- Work instructions
Search the material and gather each line with "trượt" in it.

- Dataset content
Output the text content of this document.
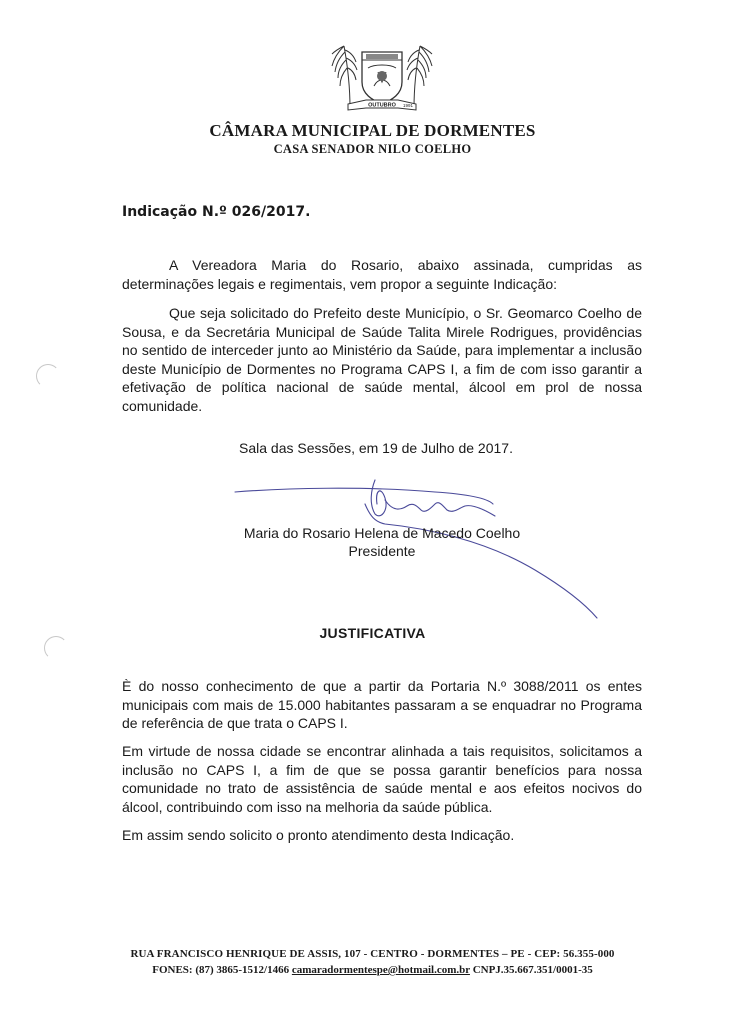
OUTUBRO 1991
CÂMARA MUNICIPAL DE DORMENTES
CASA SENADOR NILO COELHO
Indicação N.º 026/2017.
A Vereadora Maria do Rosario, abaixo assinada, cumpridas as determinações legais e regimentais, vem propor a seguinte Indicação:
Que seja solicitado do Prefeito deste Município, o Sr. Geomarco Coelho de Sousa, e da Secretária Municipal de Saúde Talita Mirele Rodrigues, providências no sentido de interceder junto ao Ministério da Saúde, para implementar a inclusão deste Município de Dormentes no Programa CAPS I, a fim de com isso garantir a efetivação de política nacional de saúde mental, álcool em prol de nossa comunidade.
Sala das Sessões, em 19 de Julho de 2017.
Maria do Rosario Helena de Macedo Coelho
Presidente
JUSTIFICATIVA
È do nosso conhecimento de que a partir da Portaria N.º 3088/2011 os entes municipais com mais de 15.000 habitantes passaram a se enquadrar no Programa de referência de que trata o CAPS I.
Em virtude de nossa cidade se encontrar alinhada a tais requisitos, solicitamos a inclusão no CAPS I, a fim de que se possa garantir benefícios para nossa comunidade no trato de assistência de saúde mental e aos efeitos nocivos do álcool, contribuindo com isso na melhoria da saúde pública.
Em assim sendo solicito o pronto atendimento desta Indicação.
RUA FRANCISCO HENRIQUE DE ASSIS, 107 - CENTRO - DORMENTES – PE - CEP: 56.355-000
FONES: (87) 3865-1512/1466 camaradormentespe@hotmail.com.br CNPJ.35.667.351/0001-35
--
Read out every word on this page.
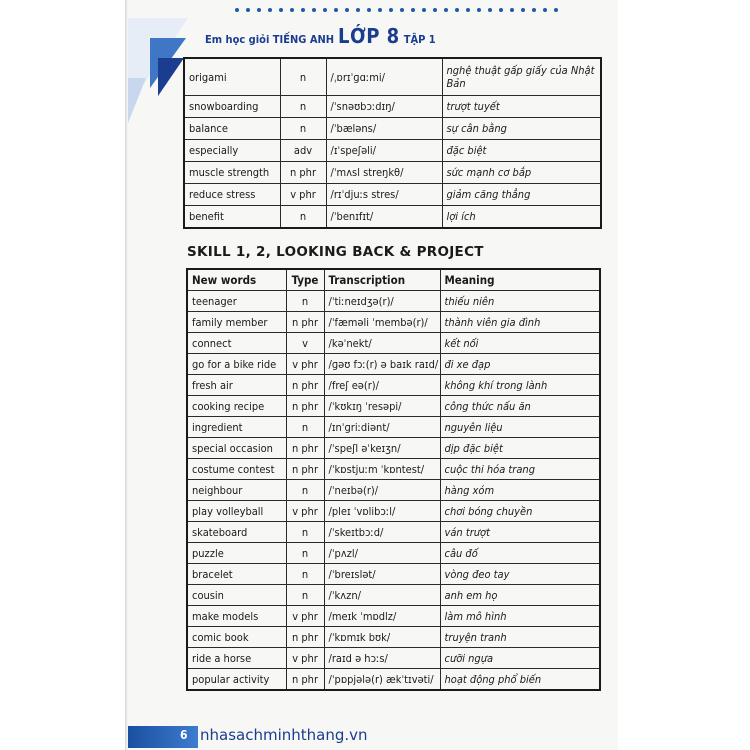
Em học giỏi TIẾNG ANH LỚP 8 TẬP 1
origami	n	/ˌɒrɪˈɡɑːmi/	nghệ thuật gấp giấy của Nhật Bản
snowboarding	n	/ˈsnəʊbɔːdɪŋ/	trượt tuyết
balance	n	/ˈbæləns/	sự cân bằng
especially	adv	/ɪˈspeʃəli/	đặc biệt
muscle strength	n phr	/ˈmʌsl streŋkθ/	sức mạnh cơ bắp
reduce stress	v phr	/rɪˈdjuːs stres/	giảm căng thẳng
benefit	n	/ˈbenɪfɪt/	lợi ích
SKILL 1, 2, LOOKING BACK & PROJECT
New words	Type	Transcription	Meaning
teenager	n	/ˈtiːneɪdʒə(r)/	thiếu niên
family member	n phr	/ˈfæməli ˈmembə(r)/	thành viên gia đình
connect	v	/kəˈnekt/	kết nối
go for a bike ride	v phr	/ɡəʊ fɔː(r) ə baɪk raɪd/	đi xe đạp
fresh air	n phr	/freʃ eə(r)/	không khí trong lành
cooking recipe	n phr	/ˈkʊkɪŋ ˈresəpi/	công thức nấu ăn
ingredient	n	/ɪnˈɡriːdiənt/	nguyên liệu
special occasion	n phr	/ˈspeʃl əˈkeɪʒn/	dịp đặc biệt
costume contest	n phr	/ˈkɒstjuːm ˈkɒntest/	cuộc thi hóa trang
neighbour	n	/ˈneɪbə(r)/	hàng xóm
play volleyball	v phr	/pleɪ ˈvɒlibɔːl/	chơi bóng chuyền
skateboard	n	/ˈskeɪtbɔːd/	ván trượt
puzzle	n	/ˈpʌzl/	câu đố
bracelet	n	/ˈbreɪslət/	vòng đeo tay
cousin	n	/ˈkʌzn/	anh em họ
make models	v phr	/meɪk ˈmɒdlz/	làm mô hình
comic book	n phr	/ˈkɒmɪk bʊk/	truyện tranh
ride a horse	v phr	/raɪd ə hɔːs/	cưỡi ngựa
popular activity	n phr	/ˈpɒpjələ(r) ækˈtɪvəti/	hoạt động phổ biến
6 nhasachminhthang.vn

- Problem solution
snowboarding	n	/ˈsnəʊbɔːdɪŋ/	trượt tuyết
skateboard	n	/ˈskeɪtbɔːd/	ván trượt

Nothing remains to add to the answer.